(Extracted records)
• • • • •

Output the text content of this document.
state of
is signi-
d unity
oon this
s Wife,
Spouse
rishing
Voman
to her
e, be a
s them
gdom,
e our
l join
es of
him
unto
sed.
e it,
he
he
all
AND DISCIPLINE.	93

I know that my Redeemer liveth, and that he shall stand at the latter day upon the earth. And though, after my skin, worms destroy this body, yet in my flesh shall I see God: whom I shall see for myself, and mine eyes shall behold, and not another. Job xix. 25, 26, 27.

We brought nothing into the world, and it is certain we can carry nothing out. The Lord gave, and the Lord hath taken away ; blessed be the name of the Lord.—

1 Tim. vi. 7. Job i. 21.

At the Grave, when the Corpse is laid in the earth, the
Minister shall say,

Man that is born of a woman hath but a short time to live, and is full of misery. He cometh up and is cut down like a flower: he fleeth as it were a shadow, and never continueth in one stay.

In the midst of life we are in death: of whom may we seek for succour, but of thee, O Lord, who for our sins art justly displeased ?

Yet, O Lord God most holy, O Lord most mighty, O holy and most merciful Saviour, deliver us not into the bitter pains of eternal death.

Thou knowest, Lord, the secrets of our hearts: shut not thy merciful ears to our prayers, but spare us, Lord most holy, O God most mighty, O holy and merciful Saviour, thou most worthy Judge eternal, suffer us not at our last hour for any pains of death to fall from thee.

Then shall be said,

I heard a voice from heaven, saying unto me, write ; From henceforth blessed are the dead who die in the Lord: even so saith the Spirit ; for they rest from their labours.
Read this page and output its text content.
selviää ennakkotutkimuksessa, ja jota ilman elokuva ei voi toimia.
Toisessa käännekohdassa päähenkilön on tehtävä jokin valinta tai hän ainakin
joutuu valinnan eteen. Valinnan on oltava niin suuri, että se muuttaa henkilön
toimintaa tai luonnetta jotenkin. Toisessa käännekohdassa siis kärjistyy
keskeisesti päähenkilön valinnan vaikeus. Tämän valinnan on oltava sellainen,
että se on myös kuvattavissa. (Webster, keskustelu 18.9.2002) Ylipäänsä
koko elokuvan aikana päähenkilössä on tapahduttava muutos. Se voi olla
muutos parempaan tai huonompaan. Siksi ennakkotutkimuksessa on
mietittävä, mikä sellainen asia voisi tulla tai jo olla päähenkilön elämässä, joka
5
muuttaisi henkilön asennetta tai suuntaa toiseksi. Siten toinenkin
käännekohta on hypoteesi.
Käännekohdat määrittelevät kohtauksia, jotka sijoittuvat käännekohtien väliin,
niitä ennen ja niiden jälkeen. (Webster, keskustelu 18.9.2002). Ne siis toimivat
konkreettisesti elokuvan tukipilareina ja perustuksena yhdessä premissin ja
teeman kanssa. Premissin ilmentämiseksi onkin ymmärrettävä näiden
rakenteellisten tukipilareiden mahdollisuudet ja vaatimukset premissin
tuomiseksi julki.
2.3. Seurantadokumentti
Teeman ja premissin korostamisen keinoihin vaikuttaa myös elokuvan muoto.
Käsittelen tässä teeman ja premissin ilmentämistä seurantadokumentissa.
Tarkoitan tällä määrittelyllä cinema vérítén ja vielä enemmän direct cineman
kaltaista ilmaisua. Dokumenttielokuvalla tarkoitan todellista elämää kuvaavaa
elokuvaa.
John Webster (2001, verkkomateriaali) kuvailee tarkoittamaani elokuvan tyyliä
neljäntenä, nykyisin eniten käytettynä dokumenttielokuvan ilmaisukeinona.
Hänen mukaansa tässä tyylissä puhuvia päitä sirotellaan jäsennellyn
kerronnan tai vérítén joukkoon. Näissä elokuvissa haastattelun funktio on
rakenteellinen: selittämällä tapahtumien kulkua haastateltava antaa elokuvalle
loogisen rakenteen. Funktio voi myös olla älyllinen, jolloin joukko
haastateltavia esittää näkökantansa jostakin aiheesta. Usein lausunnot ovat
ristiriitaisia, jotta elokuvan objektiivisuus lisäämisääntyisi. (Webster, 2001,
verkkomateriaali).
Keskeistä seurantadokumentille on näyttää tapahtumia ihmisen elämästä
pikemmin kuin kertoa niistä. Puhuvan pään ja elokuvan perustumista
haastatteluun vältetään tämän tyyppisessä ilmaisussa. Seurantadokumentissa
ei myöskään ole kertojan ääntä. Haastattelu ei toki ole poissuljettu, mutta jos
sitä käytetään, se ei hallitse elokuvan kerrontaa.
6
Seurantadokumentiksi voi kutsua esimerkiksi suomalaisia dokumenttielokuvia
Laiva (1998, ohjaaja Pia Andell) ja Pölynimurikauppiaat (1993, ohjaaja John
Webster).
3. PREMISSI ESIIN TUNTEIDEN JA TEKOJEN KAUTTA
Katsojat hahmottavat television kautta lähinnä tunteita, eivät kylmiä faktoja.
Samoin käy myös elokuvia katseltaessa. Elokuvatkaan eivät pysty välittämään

• • • • •

The task — Reproduce every line of the listing above in which the string "unto" appears.

Problem solution —
unto
I heard a voice from heaven, saying unto me, write ; From henceforth blessed are the dead who die in the Lord: even so saith the Spirit ; for they rest from their labours.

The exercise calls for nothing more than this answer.